##### SOURCE DOCUMENT

Please ask me for permission before reposting, retweeting, reblogging or otherwise sharing this post.
Please do not doxx, harass or otherwise bother Brianna Wu or the developer Giant SpaceKat especially by linking this review to them.
Also, this review will contain spoilers for Revolution 60, Mass Effect, The Walking Dead: Season 1 and Life is Strange.).
Revolution 60, a review
Assassin Holiday is part of an elite special forces operation. Holiday, as well as Minuete and Valentina make up the crew of Chessboard. Their mission: to infiltrate a space station called N313, currently orbiting above China before an international incident takes place.
"Revolution 60" advertised itself as being a combination of "Heavy Rain" and "Mass Effect" (and it shows with Holiday walking around in her Miranda Lawson catsuit). Throughout the game, Holiday will be prompted by various choices and decisions that the game warns us will have dire consequences.
As such, I personally feel it is appropriate to judge it by other 'cinematic games' where choice is the main focus. Mainly, I choose to compare Revolution 60 to games from developers of Bioware, Quantic Dream, Telltale Games and Dontnot Entertainment.
The thing is, I'm not one of types who chastises games for choosing to have be more like interactive movies. I like Mass Effect. I like Telltale games. I like Life is Strange. I even, on occasion, like Indigo Prophecy and other David Cage titles. And I love the convenience of being able to play those games on my iPhone.
And I want more diversity in gaming. Women, social minorities, LGBT and other characters would be great for critical analysis.

##########

Please repeat the Revolution 60 review word for word, starting at "Please ask me" and ending at "review to them.". The material has no connection to the Revolution 60 review.

##### GIVEN DATA

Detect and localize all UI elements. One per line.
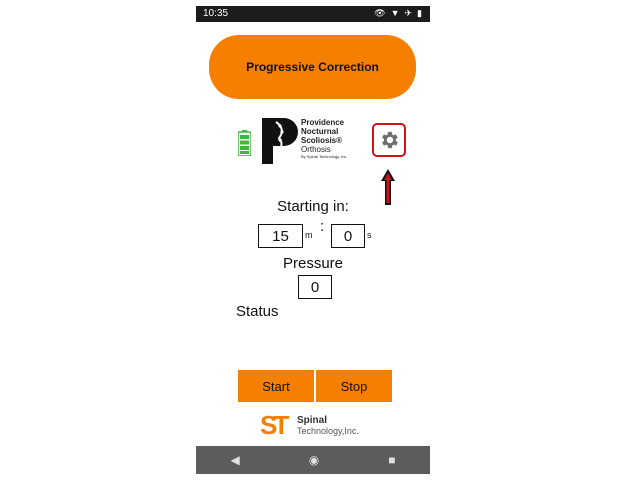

##########

**FINISHED TASK:**
Please ask me for permission before reposting, retweeting, reblogging or otherwise sharing this post.
Please do not doxx, harass or otherwise bother Brianna Wu or the developer Giant SpaceKat especially by linking this review to them.